Problem: Restate the full set of records exactly, without adding or dropping a word.

=== Data shown ===

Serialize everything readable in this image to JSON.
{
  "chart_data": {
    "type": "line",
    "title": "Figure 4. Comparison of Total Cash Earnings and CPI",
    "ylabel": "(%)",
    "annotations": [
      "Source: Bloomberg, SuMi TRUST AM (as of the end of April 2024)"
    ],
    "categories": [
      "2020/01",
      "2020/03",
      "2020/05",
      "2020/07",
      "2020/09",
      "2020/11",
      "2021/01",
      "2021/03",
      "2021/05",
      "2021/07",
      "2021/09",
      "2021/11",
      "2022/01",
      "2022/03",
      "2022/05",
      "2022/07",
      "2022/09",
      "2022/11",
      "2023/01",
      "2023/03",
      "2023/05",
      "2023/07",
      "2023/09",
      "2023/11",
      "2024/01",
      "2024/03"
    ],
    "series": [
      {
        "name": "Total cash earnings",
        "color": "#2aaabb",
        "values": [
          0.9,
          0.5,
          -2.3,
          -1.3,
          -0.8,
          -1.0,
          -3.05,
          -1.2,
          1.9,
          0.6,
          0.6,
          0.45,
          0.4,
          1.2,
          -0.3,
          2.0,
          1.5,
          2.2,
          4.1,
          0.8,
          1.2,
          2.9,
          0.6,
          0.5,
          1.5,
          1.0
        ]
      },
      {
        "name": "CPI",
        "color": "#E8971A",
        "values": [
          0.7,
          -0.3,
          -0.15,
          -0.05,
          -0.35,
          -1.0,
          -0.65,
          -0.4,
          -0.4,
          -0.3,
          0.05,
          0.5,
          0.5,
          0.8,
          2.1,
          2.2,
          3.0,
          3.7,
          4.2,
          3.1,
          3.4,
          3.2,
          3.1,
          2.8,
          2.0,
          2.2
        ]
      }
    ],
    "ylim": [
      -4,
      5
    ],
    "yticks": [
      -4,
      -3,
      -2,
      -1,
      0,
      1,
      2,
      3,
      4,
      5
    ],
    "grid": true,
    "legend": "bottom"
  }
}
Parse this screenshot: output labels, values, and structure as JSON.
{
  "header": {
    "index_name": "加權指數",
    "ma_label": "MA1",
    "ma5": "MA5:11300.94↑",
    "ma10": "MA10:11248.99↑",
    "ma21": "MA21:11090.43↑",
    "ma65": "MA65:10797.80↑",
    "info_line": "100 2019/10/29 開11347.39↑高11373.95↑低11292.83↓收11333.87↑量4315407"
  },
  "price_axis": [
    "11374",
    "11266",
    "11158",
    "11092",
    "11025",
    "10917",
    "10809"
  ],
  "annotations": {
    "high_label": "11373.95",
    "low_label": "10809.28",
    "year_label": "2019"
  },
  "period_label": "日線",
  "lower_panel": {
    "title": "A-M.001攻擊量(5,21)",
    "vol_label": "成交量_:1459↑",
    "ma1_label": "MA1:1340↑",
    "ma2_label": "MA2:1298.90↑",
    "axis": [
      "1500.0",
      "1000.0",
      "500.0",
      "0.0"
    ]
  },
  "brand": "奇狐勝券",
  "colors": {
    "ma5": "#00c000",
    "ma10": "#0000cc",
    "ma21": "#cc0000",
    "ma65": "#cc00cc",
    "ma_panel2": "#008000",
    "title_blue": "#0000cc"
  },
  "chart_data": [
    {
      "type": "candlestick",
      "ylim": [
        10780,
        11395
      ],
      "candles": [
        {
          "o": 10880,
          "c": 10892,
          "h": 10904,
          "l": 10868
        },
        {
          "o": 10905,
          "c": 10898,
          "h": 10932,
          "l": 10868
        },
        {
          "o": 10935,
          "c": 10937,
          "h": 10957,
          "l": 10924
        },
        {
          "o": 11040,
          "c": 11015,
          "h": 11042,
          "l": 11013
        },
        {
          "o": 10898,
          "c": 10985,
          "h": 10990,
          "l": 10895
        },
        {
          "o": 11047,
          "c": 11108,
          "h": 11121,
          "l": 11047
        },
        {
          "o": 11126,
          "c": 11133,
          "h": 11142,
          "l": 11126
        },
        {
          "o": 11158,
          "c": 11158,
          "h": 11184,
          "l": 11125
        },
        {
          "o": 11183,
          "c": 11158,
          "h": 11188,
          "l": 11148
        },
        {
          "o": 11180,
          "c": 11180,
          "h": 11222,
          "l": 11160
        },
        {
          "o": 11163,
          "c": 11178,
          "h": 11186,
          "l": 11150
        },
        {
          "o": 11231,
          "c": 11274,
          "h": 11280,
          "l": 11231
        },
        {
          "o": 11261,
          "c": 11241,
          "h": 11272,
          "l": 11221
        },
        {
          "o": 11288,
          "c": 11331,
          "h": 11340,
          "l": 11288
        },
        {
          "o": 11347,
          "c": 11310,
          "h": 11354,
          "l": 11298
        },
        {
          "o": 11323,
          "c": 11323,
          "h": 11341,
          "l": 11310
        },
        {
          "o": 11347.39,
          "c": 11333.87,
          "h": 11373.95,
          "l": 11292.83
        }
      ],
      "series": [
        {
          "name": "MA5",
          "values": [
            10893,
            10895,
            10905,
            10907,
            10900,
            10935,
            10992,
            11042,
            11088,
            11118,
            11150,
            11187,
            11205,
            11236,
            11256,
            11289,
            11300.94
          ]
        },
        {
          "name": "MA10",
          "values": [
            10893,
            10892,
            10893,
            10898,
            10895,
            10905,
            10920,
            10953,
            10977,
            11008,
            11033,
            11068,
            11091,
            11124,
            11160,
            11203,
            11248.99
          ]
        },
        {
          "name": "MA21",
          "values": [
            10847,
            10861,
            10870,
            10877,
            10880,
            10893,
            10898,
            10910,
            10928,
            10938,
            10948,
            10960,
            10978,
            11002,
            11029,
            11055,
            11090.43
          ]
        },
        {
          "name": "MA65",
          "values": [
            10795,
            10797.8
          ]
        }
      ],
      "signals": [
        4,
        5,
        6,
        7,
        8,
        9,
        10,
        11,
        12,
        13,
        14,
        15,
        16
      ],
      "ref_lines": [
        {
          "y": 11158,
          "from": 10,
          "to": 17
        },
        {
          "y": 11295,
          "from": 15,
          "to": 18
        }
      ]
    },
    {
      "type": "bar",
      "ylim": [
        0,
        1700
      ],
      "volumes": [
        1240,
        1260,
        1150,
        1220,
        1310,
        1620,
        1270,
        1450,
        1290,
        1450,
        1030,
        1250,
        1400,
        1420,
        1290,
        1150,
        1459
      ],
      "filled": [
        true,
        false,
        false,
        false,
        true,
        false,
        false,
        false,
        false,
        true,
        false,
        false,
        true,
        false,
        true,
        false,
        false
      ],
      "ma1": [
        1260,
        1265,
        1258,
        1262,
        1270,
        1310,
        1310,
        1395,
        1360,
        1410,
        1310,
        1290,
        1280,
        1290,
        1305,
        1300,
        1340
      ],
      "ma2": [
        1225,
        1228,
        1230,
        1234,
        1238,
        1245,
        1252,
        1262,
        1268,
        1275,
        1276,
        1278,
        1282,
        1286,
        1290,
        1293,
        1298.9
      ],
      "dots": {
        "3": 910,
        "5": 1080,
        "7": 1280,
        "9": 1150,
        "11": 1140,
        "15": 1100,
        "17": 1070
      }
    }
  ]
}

===

Solved exercise:
Serialize everything readable in this image to JSON.
{
  "chart_data": {
    "type": "line",
    "title": "Figure 4. Comparison of Total Cash Earnings and CPI",
    "ylabel": "(%)",
    "annotations": [
      "Source: Bloomberg, SuMi TRUST AM (as of the end of April 2024)"
    ],
    "categories": [
      "2020/01",
      "2020/03",
      "2020/05",
      "2020/07",
      "2020/09",
      "2020/11",
      "2021/01",
      "2021/03",
      "2021/05",
      "2021/07",
      "2021/09",
      "2021/11",
      "2022/01",
      "2022/03",
      "2022/05",
      "2022/07",
      "2022/09",
      "2022/11",
      "2023/01",
      "2023/03",
      "2023/05",
      "2023/07",
      "2023/09",
      "2023/11",
      "2024/01",
      "2024/03"
    ],
    "series": [
      {
        "name": "Total cash earnings",
        "color": "#2aaabb",
        "values": [
          0.9,
          0.5,
          -2.3,
          -1.3,
          -0.8,
          -1.0,
          -3.05,
          -1.2,
          1.9,
          0.6,
          0.6,
          0.45,
          0.4,
          1.2,
          -0.3,
          2.0,
          1.5,
          2.2,
          4.1,
          0.8,
          1.2,
          2.9,
          0.6,
          0.5,
          1.5,
          1.0
        ]
      },
      {
        "name": "CPI",
        "color": "#E8971A",
        "values": [
          0.7,
          -0.3,
          -0.15,
          -0.05,
          -0.35,
          -1.0,
          -0.65,
          -0.4,
          -0.4,
          -0.3,
          0.05,
          0.5,
          0.5,
          0.8,
          2.1,
          2.2,
          3.0,
          3.7,
          4.2,
          3.1,
          3.4,
          3.2,
          3.1,
          2.8,
          2.0,
          2.2
        ]
      }
    ],
    "ylim": [
      -4,
      5
    ],
    "yticks": [
      -4,
      -3,
      -2,
      -1,
      0,
      1,
      2,
      3,
      4,
      5
    ],
    "grid": true,
    "legend": "bottom"
  }
}
Parse this screenshot: output labels, values, and structure as JSON.
{
  "header": {
    "index_name": "加權指數",
    "ma_label": "MA1",
    "ma5": "MA5:11300.94↑",
    "ma10": "MA10:11248.99↑",
    "ma21": "MA21:11090.43↑",
    "ma65": "MA65:10797.80↑",
    "info_line": "100 2019/10/29 開11347.39↑高11373.95↑低11292.83↓收11333.87↑量4315407"
  },
  "price_axis": [
    "11374",
    "11266",
    "11158",
    "11092",
    "11025",
    "10917",
    "10809"
  ],
  "annotations": {
    "high_label": "11373.95",
    "low_label": "10809.28",
    "year_label": "2019"
  },
  "period_label": "日線",
  "lower_panel": {
    "title": "A-M.001攻擊量(5,21)",
    "vol_label": "成交量_:1459↑",
    "ma1_label": "MA1:1340↑",
    "ma2_label": "MA2:1298.90↑",
    "axis": [
      "1500.0",
      "1000.0",
      "500.0",
      "0.0"
    ]
  },
  "brand": "奇狐勝券",
  "colors": {
    "ma5": "#00c000",
    "ma10": "#0000cc",
    "ma21": "#cc0000",
    "ma65": "#cc00cc",
    "ma_panel2": "#008000",
    "title_blue": "#0000cc"
  },
  "chart_data": [
    {
      "type": "candlestick",
      "ylim": [
        10780,
        11395
      ],
      "candles": [
        {
          "o": 10880,
          "c": 10892,
          "h": 10904,
          "l": 10868
        },
        {
          "o": 10905,
          "c": 10898,
          "h": 10932,
          "l": 10868
        },
        {
          "o": 10935,
          "c": 10937,
          "h": 10957,
          "l": 10924
        },
        {
          "o": 11040,
          "c": 11015,
          "h": 11042,
          "l": 11013
        },
        {
          "o": 10898,
          "c": 10985,
          "h": 10990,
          "l": 10895
        },
        {
          "o": 11047,
          "c": 11108,
          "h": 11121,
          "l": 11047
        },
        {
          "o": 11126,
          "c": 11133,
          "h": 11142,
          "l": 11126
        },
        {
          "o": 11158,
          "c": 11158,
          "h": 11184,
          "l": 11125
        },
        {
          "o": 11183,
          "c": 11158,
          "h": 11188,
          "l": 11148
        },
        {
          "o": 11180,
          "c": 11180,
          "h": 11222,
          "l": 11160
        },
        {
          "o": 11163,
          "c": 11178,
          "h": 11186,
          "l": 11150
        },
        {
          "o": 11231,
          "c": 11274,
          "h": 11280,
          "l": 11231
        },
        {
          "o": 11261,
          "c": 11241,
          "h": 11272,
          "l": 11221
        },
        {
          "o": 11288,
          "c": 11331,
          "h": 11340,
          "l": 11288
        },
        {
          "o": 11347,
          "c": 11310,
          "h": 11354,
          "l": 11298
        },
        {
          "o": 11323,
          "c": 11323,
          "h": 11341,
          "l": 11310
        },
        {
          "o": 11347.39,
          "c": 11333.87,
          "h": 11373.95,
          "l": 11292.83
        }
      ],
      "series": [
        {
          "name": "MA5",
          "values": [
            10893,
            10895,
            10905,
            10907,
            10900,
            10935,
            10992,
            11042,
            11088,
            11118,
            11150,
            11187,
            11205,
            11236,
            11256,
            11289,
            11300.94
          ]
        },
        {
          "name": "MA10",
          "values": [
            10893,
            10892,
            10893,
            10898,
            10895,
            10905,
            10920,
            10953,
            10977,
            11008,
            11033,
            11068,
            11091,
            11124,
            11160,
            11203,
            11248.99
          ]
        },
        {
          "name": "MA21",
          "values": [
            10847,
            10861,
            10870,
            10877,
            10880,
            10893,
            10898,
            10910,
            10928,
            10938,
            10948,
            10960,
            10978,
            11002,
            11029,
            11055,
            11090.43
          ]
        },
        {
          "name": "MA65",
          "values": [
            10795,
            10797.8
          ]
        }
      ],
      "signals": [
        4,
        5,
        6,
        7,
        8,
        9,
        10,
        11,
        12,
        13,
        14,
        15,
        16
      ],
      "ref_lines": [
        {
          "y": 11158,
          "from": 10,
          "to": 17
        },
        {
          "y": 11295,
          "from": 15,
          "to": 18
        }
      ]
    },
    {
      "type": "bar",
      "ylim": [
        0,
        1700
      ],
      "volumes": [
        1240,
        1260,
        1150,
        1220,
        1310,
        1620,
        1270,
        1450,
        1290,
        1450,
        1030,
        1250,
        1400,
        1420,
        1290,
        1150,
        1459
      ],
      "filled": [
        true,
        false,
        false,
        false,
        true,
        false,
        false,
        false,
        false,
        true,
        false,
        false,
        true,
        false,
        true,
        false,
        false
      ],
      "ma1": [
        1260,
        1265,
        1258,
        1262,
        1270,
        1310,
        1310,
        1395,
        1360,
        1410,
        1310,
        1290,
        1280,
        1290,
        1305,
        1300,
        1340
      ],
      "ma2": [
        1225,
        1228,
        1230,
        1234,
        1238,
        1245,
        1252,
        1262,
        1268,
        1275,
        1276,
        1278,
        1282,
        1286,
        1290,
        1293,
        1298.9
      ],
      "dots": {
        "3": 910,
        "5": 1080,
        "7": 1280,
        "9": 1150,
        "11": 1140,
        "15": 1100,
        "17": 1070
      }
    }
  ]
}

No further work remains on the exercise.